**Spatial annotation records:**
+---+

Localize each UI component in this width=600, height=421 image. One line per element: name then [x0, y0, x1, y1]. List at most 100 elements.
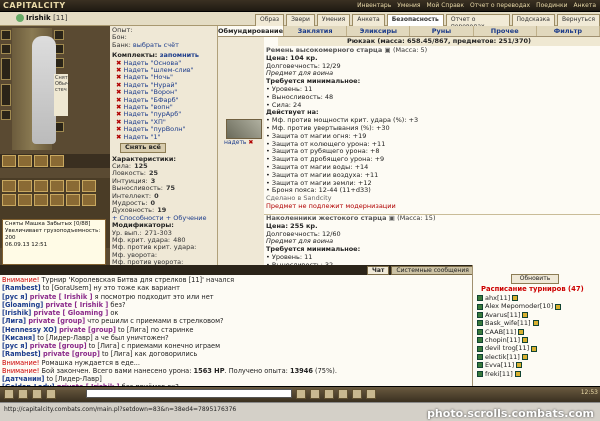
- chat-fragment: to [Лига] с приемами конечно играем: [86, 342, 221, 350]
- tab-equipment[interactable]: Обмундирование: [218, 26, 284, 36]
- ring-slots-row: [0, 154, 110, 168]
- tab-runes[interactable]: Руны: [410, 26, 474, 36]
- rune-icon[interactable]: [50, 180, 64, 192]
- rune-icon[interactable]: [82, 180, 96, 192]
- refresh-button[interactable]: Обновить: [511, 274, 559, 284]
- rune-icon[interactable]: [18, 194, 32, 206]
- chat-fragment[interactable]: [Лига]: [2, 317, 26, 325]
- player-item[interactable]: Alex Mepomoder[10]: [477, 302, 597, 310]
- slot-armor[interactable]: [1, 84, 11, 106]
- tournament-title[interactable]: Расписание турниров (47): [481, 285, 584, 293]
- chat-fragment[interactable]: [Irishik]: [2, 309, 31, 317]
- chat-fragment[interactable]: [Hennessy XO]: [2, 326, 57, 334]
- rune-icon[interactable]: [66, 194, 80, 206]
- rune-icon[interactable]: [82, 194, 96, 206]
- delete-icon[interactable]: ✖: [248, 139, 253, 146]
- info-icon[interactable]: [522, 337, 529, 344]
- info-icon[interactable]: [521, 354, 528, 361]
- topnav-link[interactable]: Умения: [397, 2, 420, 9]
- tab-system-messages[interactable]: Системные сообщения: [391, 266, 474, 275]
- rune-icon[interactable]: [2, 180, 16, 192]
- ring-icon[interactable]: [50, 155, 64, 167]
- rune-icon[interactable]: [50, 194, 64, 206]
- slot-weapon[interactable]: [1, 58, 11, 80]
- tab-other[interactable]: Прочее: [474, 26, 537, 36]
- player-item[interactable]: freki[11]: [477, 370, 597, 378]
- player-name: Avarus[11]: [485, 310, 521, 319]
- topnav-link[interactable]: Анкета: [573, 2, 596, 9]
- item-tooltip: Сняты Машка Забытых [0/88] Увеличивает г…: [2, 219, 106, 265]
- topnav-link[interactable]: Мой Справк: [427, 2, 464, 9]
- friends-icon[interactable]: [338, 389, 348, 399]
- settings-icon[interactable]: [324, 389, 334, 399]
- tab-filter[interactable]: Фильтр: [537, 26, 600, 36]
- chat-line: [Hennessy XO] private [group] to [Лига] …: [2, 326, 470, 334]
- player-item[interactable]: ahx[11]: [477, 294, 597, 302]
- ring-icon[interactable]: [18, 155, 32, 167]
- clan-icon: [477, 328, 483, 335]
- ring-icon[interactable]: [2, 155, 16, 167]
- info-icon[interactable]: [512, 295, 519, 302]
- delete-set-icon[interactable]: ✖: [116, 133, 121, 141]
- rune-icon[interactable]: [2, 194, 16, 206]
- chat-fragment[interactable]: [Rambest]: [2, 350, 41, 358]
- tab-spells[interactable]: Заклятия: [284, 26, 348, 36]
- clear-icon[interactable]: [18, 389, 28, 399]
- slot-belt[interactable]: [1, 110, 11, 120]
- character-name[interactable]: Irishik [11]: [16, 14, 67, 22]
- save-icon[interactable]: [310, 389, 320, 399]
- watermark: photo.scrolls.combats.com: [427, 407, 594, 420]
- chat-fragment[interactable]: [Кисаня]: [2, 334, 35, 342]
- topnav-link[interactable]: Поединки: [536, 2, 567, 9]
- info-icon[interactable]: [516, 362, 523, 369]
- rune-icon[interactable]: [18, 180, 32, 192]
- chat-fragment[interactable]: [рус я]: [2, 342, 27, 350]
- send-icon[interactable]: [296, 389, 306, 399]
- player-item[interactable]: devil trog[11]: [477, 344, 597, 352]
- info-icon[interactable]: [522, 312, 529, 319]
- smiley-icon[interactable]: [4, 389, 14, 399]
- info-icon[interactable]: [518, 328, 525, 335]
- info-icon[interactable]: [532, 320, 539, 327]
- topnav-link[interactable]: Отчет о переводах: [470, 2, 530, 9]
- chat-fragment[interactable]: [датчанин]: [2, 375, 44, 383]
- chat-fragment[interactable]: [Rambest]: [2, 284, 41, 292]
- sound-icon[interactable]: [352, 389, 362, 399]
- player-item[interactable]: chopin[11]: [477, 336, 597, 344]
- wear-link[interactable]: надеть ✖: [224, 139, 253, 146]
- slot-amulet[interactable]: [1, 44, 11, 54]
- unequip-all-button[interactable]: Снять всё: [120, 143, 166, 153]
- exit-icon[interactable]: [366, 389, 376, 399]
- info-icon[interactable]: [531, 345, 538, 352]
- player-item[interactable]: electik[11]: [477, 353, 597, 361]
- rune-icon[interactable]: [34, 194, 48, 206]
- set-item[interactable]: ✖ Надеть "1": [112, 133, 215, 141]
- player-item[interactable]: Evva[11]: [477, 361, 597, 369]
- slot-earrings[interactable]: [54, 30, 64, 40]
- chat-fragment: без?: [108, 300, 126, 309]
- rune-icon[interactable]: [66, 180, 80, 192]
- item-line: Требуется минимальное:: [266, 77, 361, 86]
- player-item[interactable]: Avarus[11]: [477, 311, 597, 319]
- chat-line: Внимание! Турнир 'Королевская Битва для …: [2, 276, 470, 284]
- rune-icon[interactable]: [34, 180, 48, 192]
- chat-input[interactable]: [86, 389, 292, 398]
- player-item[interactable]: CAAB[11]: [477, 328, 597, 336]
- tab-elixirs[interactable]: Эликсиры: [347, 26, 411, 36]
- chat-line: [Gloaming] private [ Irishik ] без?: [2, 301, 470, 309]
- ring-icon[interactable]: [34, 155, 48, 167]
- belt-item-image[interactable]: [226, 119, 262, 139]
- topnav-link[interactable]: Инвентарь: [357, 2, 391, 9]
- tab-chat[interactable]: Чат: [367, 266, 390, 275]
- bank-select-link[interactable]: выбрать счёт: [133, 41, 179, 49]
- chat-fragment: to [Лидер-Лавр]: [44, 375, 102, 383]
- player-name: chopin[11]: [485, 336, 521, 345]
- translit-icon[interactable]: [32, 389, 42, 399]
- slot-helmet[interactable]: [1, 30, 11, 40]
- chat-fragment[interactable]: [Gloaming]: [2, 301, 43, 309]
- player-item[interactable]: Bask_wife[11]: [477, 319, 597, 327]
- chat-fragment[interactable]: [рус я]: [2, 293, 27, 301]
- filter-icon[interactable]: [46, 389, 56, 399]
- info-icon[interactable]: [555, 303, 562, 310]
- info-icon[interactable]: [514, 370, 521, 377]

+---+

**Problem statement:**
How many lines in the material above contain the string "Rambest"? Reply with the number alone.

**Task response:**
2